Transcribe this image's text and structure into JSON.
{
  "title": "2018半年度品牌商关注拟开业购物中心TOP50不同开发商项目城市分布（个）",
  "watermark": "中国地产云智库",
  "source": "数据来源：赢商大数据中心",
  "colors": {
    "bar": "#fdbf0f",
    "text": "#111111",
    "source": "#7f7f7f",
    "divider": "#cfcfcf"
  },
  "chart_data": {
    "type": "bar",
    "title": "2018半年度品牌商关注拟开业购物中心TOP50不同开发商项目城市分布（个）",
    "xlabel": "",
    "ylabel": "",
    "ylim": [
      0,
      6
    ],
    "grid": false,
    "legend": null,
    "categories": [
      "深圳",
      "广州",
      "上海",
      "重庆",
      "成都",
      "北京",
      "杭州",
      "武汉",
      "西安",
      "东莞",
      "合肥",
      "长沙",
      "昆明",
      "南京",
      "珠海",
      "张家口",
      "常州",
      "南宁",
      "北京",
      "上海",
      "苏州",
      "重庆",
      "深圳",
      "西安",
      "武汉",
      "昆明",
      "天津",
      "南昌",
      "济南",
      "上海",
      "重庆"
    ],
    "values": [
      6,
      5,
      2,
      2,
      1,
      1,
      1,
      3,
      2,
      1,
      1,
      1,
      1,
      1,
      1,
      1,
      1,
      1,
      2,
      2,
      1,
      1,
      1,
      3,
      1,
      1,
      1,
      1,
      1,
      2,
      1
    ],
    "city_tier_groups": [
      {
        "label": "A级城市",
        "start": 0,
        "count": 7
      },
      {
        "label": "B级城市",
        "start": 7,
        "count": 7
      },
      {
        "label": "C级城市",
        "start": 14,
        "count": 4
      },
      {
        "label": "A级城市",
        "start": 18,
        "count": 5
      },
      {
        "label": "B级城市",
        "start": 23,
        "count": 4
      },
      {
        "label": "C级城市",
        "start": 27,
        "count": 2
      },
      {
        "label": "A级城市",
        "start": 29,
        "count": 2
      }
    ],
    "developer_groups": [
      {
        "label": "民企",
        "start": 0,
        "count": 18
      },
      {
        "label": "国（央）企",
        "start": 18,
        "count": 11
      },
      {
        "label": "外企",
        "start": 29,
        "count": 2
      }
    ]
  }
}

====================

Your goal: Check the data for the word "title" and pull out the lines that have it.

Complete response:
  "title": "2018半年度品牌商关注拟开业购物中心TOP50不同开发商项目城市分布（个）",
    "title": "2018半年度品牌商关注拟开业购物中心TOP50不同开发商项目城市分布（个）",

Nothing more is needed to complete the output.